::: DATASET EXTRACT :::
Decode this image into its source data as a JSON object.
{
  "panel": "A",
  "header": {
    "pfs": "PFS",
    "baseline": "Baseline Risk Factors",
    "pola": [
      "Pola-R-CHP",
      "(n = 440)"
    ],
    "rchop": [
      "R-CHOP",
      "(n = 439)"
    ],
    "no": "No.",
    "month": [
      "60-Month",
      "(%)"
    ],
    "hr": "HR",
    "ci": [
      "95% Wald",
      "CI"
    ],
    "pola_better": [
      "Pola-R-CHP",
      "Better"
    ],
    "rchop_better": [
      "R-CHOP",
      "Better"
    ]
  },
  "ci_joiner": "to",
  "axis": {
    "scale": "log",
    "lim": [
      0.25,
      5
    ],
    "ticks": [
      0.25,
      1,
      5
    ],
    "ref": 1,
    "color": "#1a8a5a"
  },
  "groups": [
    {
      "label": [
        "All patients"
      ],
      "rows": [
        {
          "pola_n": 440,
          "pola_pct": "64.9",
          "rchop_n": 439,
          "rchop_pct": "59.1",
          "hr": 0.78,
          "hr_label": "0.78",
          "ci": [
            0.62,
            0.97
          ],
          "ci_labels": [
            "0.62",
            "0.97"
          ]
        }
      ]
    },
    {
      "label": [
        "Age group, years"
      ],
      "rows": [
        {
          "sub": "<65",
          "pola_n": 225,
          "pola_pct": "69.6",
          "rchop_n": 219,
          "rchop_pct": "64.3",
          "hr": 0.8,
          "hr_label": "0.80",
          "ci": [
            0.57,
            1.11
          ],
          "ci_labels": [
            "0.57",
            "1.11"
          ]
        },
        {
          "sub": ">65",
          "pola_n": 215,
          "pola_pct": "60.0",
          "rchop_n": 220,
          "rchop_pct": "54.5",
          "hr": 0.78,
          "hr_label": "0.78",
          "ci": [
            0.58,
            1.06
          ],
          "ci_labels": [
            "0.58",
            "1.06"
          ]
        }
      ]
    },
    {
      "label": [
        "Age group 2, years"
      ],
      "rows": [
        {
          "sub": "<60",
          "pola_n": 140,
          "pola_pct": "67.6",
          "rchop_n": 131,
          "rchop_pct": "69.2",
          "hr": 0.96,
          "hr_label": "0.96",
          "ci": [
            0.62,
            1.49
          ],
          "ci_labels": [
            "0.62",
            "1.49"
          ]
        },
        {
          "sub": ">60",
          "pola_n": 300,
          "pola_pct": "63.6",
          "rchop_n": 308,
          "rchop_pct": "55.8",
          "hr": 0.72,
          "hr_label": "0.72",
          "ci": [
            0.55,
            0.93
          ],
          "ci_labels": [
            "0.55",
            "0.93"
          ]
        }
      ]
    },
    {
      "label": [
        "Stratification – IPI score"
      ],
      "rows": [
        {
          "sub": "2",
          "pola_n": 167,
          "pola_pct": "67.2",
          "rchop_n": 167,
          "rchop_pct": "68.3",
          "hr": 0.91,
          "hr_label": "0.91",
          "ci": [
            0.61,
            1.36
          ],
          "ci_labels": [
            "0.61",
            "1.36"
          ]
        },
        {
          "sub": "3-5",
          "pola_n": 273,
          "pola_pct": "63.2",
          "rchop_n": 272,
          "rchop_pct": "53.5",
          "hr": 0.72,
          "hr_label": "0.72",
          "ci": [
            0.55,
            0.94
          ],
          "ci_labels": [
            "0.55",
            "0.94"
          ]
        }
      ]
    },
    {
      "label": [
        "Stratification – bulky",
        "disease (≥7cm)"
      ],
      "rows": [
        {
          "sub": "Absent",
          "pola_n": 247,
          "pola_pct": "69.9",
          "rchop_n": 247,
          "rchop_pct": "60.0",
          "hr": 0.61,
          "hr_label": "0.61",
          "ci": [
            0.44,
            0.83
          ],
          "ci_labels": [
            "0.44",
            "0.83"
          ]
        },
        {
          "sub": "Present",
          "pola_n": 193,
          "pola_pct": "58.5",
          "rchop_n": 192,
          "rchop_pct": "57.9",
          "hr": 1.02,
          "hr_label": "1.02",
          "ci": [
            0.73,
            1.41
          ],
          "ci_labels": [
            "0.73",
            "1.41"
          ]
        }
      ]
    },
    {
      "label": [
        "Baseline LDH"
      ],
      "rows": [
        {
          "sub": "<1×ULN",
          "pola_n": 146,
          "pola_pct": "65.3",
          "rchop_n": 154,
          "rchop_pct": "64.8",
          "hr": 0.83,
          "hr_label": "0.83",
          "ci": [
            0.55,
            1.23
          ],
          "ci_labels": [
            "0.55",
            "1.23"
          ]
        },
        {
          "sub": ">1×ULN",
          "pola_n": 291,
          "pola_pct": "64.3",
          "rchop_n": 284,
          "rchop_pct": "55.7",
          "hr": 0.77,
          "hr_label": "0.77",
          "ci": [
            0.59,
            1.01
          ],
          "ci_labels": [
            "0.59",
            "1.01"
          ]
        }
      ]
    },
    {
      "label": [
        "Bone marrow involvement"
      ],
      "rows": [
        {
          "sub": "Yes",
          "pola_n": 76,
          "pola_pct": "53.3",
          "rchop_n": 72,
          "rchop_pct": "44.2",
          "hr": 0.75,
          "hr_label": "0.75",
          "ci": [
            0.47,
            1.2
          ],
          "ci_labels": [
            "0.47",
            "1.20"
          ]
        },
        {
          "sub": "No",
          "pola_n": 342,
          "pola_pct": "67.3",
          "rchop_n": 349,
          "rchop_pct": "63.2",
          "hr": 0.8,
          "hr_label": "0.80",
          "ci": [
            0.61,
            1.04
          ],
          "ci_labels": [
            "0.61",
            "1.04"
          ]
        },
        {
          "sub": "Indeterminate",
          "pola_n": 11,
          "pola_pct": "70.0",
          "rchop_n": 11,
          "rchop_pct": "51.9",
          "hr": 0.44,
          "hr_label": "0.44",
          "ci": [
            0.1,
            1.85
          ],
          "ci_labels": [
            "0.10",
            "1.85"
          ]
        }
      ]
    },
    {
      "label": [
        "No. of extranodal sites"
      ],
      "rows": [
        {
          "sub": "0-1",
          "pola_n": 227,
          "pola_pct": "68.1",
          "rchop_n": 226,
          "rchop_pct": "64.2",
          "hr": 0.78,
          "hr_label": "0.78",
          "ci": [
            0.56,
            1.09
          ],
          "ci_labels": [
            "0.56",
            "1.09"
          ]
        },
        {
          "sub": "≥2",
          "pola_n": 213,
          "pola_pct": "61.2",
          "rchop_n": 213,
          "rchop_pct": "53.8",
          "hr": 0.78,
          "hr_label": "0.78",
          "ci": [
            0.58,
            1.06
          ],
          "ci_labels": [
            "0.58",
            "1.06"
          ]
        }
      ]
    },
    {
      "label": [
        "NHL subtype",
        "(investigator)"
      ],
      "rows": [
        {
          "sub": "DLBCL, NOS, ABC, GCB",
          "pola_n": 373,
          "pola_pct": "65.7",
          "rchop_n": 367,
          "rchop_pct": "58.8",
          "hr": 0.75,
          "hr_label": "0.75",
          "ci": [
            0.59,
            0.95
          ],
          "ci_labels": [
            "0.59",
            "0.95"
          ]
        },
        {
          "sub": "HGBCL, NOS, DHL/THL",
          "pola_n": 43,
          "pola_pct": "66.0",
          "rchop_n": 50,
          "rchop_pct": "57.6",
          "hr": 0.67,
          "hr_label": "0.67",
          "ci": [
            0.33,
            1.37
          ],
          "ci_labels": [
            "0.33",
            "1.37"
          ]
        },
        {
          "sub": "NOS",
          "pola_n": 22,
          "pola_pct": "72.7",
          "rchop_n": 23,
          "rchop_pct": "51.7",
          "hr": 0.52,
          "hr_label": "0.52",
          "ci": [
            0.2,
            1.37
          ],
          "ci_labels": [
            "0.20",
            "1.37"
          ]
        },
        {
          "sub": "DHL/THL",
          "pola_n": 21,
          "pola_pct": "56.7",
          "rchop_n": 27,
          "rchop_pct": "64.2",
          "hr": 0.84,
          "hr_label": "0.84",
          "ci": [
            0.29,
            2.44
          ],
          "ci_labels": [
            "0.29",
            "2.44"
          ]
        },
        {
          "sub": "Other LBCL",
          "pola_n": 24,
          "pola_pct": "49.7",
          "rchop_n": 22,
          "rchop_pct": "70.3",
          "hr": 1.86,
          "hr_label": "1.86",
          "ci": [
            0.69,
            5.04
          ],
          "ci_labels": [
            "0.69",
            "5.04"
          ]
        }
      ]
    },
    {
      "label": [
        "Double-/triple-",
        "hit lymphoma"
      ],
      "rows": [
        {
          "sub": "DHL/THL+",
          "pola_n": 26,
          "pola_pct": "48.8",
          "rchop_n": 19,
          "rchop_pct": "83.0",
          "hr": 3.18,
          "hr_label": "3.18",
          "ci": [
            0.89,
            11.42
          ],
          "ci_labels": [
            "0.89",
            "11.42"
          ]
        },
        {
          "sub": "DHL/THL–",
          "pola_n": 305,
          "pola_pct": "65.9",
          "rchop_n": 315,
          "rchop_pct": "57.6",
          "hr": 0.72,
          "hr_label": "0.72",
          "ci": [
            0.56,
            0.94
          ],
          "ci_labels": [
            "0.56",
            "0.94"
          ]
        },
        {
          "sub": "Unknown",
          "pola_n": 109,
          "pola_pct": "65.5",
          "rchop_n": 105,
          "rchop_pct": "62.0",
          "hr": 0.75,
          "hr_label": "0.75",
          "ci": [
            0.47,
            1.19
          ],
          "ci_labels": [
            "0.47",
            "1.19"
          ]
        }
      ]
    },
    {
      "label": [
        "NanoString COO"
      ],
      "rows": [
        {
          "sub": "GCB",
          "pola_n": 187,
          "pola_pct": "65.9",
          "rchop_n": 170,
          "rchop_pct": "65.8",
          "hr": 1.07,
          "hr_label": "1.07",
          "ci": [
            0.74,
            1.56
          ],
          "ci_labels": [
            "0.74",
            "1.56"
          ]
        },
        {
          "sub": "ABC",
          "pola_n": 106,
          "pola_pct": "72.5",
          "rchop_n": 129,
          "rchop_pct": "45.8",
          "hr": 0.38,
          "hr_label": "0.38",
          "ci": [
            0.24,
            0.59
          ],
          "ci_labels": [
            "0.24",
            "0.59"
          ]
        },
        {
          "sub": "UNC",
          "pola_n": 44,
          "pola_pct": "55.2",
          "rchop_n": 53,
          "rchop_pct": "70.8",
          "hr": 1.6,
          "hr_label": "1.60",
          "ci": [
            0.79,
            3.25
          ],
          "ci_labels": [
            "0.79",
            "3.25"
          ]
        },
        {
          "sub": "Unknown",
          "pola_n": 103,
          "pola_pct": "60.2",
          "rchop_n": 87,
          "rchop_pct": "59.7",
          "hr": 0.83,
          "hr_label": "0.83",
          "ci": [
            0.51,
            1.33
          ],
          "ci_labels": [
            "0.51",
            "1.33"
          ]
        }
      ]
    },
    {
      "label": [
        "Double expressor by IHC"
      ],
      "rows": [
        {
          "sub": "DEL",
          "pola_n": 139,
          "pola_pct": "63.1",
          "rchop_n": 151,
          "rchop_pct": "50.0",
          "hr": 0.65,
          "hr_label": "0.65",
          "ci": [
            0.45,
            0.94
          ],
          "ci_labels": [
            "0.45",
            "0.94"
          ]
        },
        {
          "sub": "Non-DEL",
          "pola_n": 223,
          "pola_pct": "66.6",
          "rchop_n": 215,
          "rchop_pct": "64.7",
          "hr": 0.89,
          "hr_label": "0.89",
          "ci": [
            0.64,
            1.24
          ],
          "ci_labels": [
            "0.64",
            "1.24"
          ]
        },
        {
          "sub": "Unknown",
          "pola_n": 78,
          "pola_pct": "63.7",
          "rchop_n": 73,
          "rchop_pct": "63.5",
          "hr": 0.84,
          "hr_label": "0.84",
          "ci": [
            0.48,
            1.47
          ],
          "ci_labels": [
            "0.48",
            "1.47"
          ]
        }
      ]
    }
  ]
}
:::
_PROBLEM TO WORK ON_
For every line in the data above that holds "Stratification", return the line itself.

_YOUR RESPONSE_
        "Stratification – IPI score"
        "Stratification – bulky",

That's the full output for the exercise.